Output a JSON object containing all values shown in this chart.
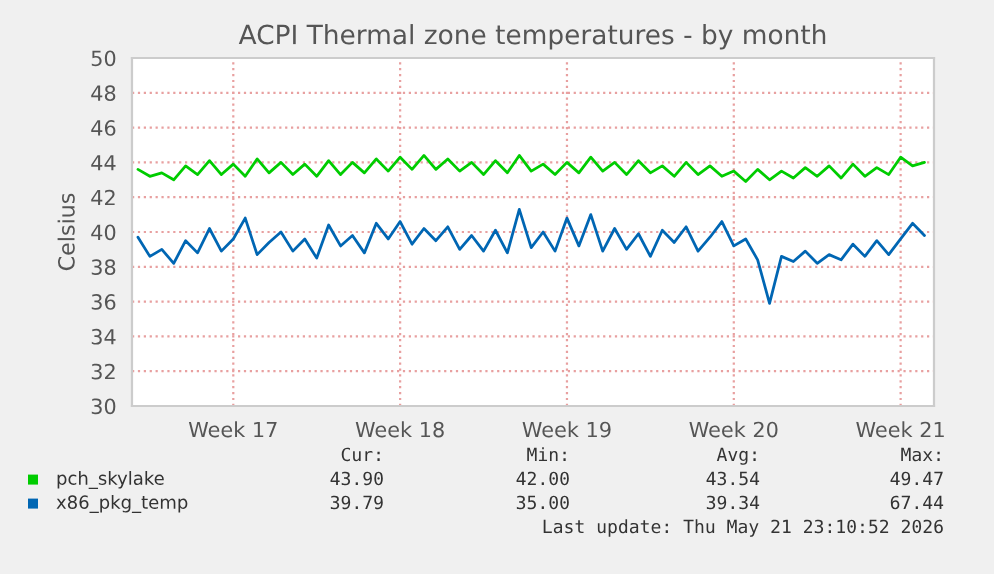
{
  "chart_data": {
    "type": "line",
    "title": "ACPI Thermal zone temperatures - by month",
    "ylabel": "Celsius",
    "categories": [
      null,
      null,
      null,
      null,
      null,
      null,
      null,
      null,
      "Week 17",
      null,
      null,
      null,
      null,
      null,
      null,
      null,
      null,
      null,
      null,
      null,
      null,
      null,
      "Week 18",
      null,
      null,
      null,
      null,
      null,
      null,
      null,
      null,
      null,
      null,
      null,
      null,
      null,
      "Week 19",
      null,
      null,
      null,
      null,
      null,
      null,
      null,
      null,
      null,
      null,
      null,
      null,
      null,
      "Week 20",
      null,
      null,
      null,
      null,
      null,
      null,
      null,
      null,
      null,
      null,
      null,
      null,
      null,
      "Week 21",
      null,
      null
    ],
    "series": [
      {
        "name": "pch_skylake",
        "color": "#00cc00",
        "values": [
          43.6,
          43.2,
          43.4,
          43.0,
          43.8,
          43.3,
          44.1,
          43.3,
          43.9,
          43.2,
          44.2,
          43.4,
          44.0,
          43.3,
          43.9,
          43.2,
          44.1,
          43.3,
          44.0,
          43.4,
          44.2,
          43.5,
          44.3,
          43.6,
          44.4,
          43.6,
          44.2,
          43.5,
          44.0,
          43.3,
          44.1,
          43.4,
          44.4,
          43.5,
          43.9,
          43.3,
          44.0,
          43.4,
          44.3,
          43.5,
          44.0,
          43.3,
          44.1,
          43.4,
          43.8,
          43.2,
          44.0,
          43.3,
          43.8,
          43.2,
          43.5,
          42.9,
          43.6,
          43.0,
          43.5,
          43.1,
          43.7,
          43.2,
          43.8,
          43.1,
          43.9,
          43.2,
          43.7,
          43.3,
          44.3,
          43.8,
          44.0
        ]
      },
      {
        "name": "x86_pkg_temp",
        "color": "#0066b3",
        "values": [
          39.7,
          38.6,
          39.0,
          38.2,
          39.5,
          38.8,
          40.2,
          38.9,
          39.6,
          40.8,
          38.7,
          39.4,
          40.0,
          38.9,
          39.6,
          38.5,
          40.4,
          39.2,
          39.8,
          38.8,
          40.5,
          39.6,
          40.6,
          39.3,
          40.2,
          39.5,
          40.3,
          39.0,
          39.8,
          38.9,
          40.1,
          38.8,
          41.3,
          39.1,
          40.0,
          38.9,
          40.8,
          39.2,
          41.0,
          38.9,
          40.2,
          39.0,
          39.9,
          38.6,
          40.1,
          39.4,
          40.3,
          38.9,
          39.7,
          40.6,
          39.2,
          39.6,
          38.4,
          35.9,
          38.6,
          38.3,
          38.9,
          38.2,
          38.7,
          38.4,
          39.3,
          38.6,
          39.5,
          38.7,
          39.6,
          40.5,
          39.8
        ]
      }
    ],
    "ylim": [
      30,
      50
    ],
    "yticks": [
      30,
      32,
      34,
      36,
      38,
      40,
      42,
      44,
      46,
      48,
      50
    ],
    "grid": true,
    "legend": "bottom",
    "line_style": "solid",
    "marker": "none",
    "annotations": [
      "Cur:",
      "Min:",
      "Avg:",
      "Max:",
      "43.90",
      "42.00",
      "43.54",
      "49.47",
      "39.79",
      "35.00",
      "39.34",
      "67.44",
      "Last update: Thu May 21 23:10:52 2026"
    ]
  }
}
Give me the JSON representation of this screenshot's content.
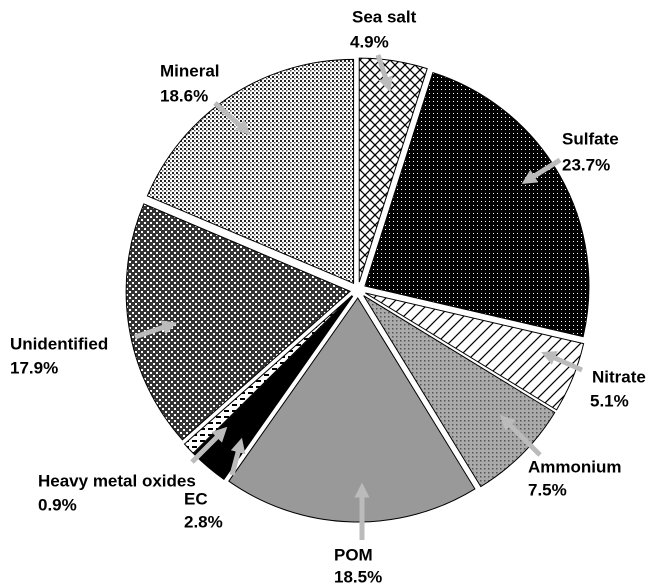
{
  "chart_data": {
    "type": "pie",
    "categories": [
      "Sea salt",
      "Sulfate",
      "Nitrate",
      "Ammonium",
      "POM",
      "EC",
      "Heavy metal oxides",
      "Unidentified",
      "Mineral"
    ],
    "values": [
      4.9,
      23.7,
      5.1,
      7.5,
      18.5,
      2.8,
      0.9,
      17.9,
      18.6
    ],
    "value_labels": [
      "4.9%",
      "23.7%",
      "5.1%",
      "7.5%",
      "18.5%",
      "2.8%",
      "0.9%",
      "17.9%",
      "18.6%"
    ]
  }
}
────────────────────
# EXERCISE BRIEF
All entries must be written out again exactly as given, with no pictures in the copy.

# EXERCISE OUTPUT
Output a JSON object containing all values shown in this chart.
{
  "chart_data": {
    "type": "line",
    "title": "ACPI Thermal zone temperatures - by month",
    "ylabel": "Celsius",
    "categories": [
      null,
      null,
      null,
      null,
      null,
      null,
      null,
      null,
      "Week 17",
      null,
      null,
      null,
      null,
      null,
      null,
      null,
      null,
      null,
      null,
      null,
      null,
      null,
      "Week 18",
      null,
      null,
      null,
      null,
      null,
      null,
      null,
      null,
      null,
      null,
      null,
      null,
      null,
      "Week 19",
      null,
      null,
      null,
      null,
      null,
      null,
      null,
      null,
      null,
      null,
      null,
      null,
      null,
      "Week 20",
      null,
      null,
      null,
      null,
      null,
      null,
      null,
      null,
      null,
      null,
      null,
      null,
      null,
      "Week 21",
      null,
      null
    ],
    "series": [
      {
        "name": "pch_skylake",
        "color": "#00cc00",
        "values": [
          43.6,
          43.2,
          43.4,
          43.0,
          43.8,
          43.3,
          44.1,
          43.3,
          43.9,
          43.2,
          44.2,
          43.4,
          44.0,
          43.3,
          43.9,
          43.2,
          44.1,
          43.3,
          44.0,
          43.4,
          44.2,
          43.5,
          44.3,
          43.6,
          44.4,
          43.6,
          44.2,
          43.5,
          44.0,
          43.3,
          44.1,
          43.4,
          44.4,
          43.5,
          43.9,
          43.3,
          44.0,
          43.4,
          44.3,
          43.5,
          44.0,
          43.3,
          44.1,
          43.4,
          43.8,
          43.2,
          44.0,
          43.3,
          43.8,
          43.2,
          43.5,
          42.9,
          43.6,
          43.0,
          43.5,
          43.1,
          43.7,
          43.2,
          43.8,
          43.1,
          43.9,
          43.2,
          43.7,
          43.3,
          44.3,
          43.8,
          44.0
        ]
      },
      {
        "name": "x86_pkg_temp",
        "color": "#0066b3",
        "values": [
          39.7,
          38.6,
          39.0,
          38.2,
          39.5,
          38.8,
          40.2,
          38.9,
          39.6,
          40.8,
          38.7,
          39.4,
          40.0,
          38.9,
          39.6,
          38.5,
          40.4,
          39.2,
          39.8,
          38.8,
          40.5,
          39.6,
          40.6,
          39.3,
          40.2,
          39.5,
          40.3,
          39.0,
          39.8,
          38.9,
          40.1,
          38.8,
          41.3,
          39.1,
          40.0,
          38.9,
          40.8,
          39.2,
          41.0,
          38.9,
          40.2,
          39.0,
          39.9,
          38.6,
          40.1,
          39.4,
          40.3,
          38.9,
          39.7,
          40.6,
          39.2,
          39.6,
          38.4,
          35.9,
          38.6,
          38.3,
          38.9,
          38.2,
          38.7,
          38.4,
          39.3,
          38.6,
          39.5,
          38.7,
          39.6,
          40.5,
          39.8
        ]
      }
    ],
    "ylim": [
      30,
      50
    ],
    "yticks": [
      30,
      32,
      34,
      36,
      38,
      40,
      42,
      44,
      46,
      48,
      50
    ],
    "grid": true,
    "legend": "bottom",
    "line_style": "solid",
    "marker": "none",
    "annotations": [
      "Cur:",
      "Min:",
      "Avg:",
      "Max:",
      "43.90",
      "42.00",
      "43.54",
      "49.47",
      "39.79",
      "35.00",
      "39.34",
      "67.44",
      "Last update: Thu May 21 23:10:52 2026"
    ]
  }
}
Give me the JSON representation of this screenshot's content.
{
  "chart_data": {
    "type": "pie",
    "categories": [
      "Sea salt",
      "Sulfate",
      "Nitrate",
      "Ammonium",
      "POM",
      "EC",
      "Heavy metal oxides",
      "Unidentified",
      "Mineral"
    ],
    "values": [
      4.9,
      23.7,
      5.1,
      7.5,
      18.5,
      2.8,
      0.9,
      17.9,
      18.6
    ],
    "value_labels": [
      "4.9%",
      "23.7%",
      "5.1%",
      "7.5%",
      "18.5%",
      "2.8%",
      "0.9%",
      "17.9%",
      "18.6%"
    ]
  }
}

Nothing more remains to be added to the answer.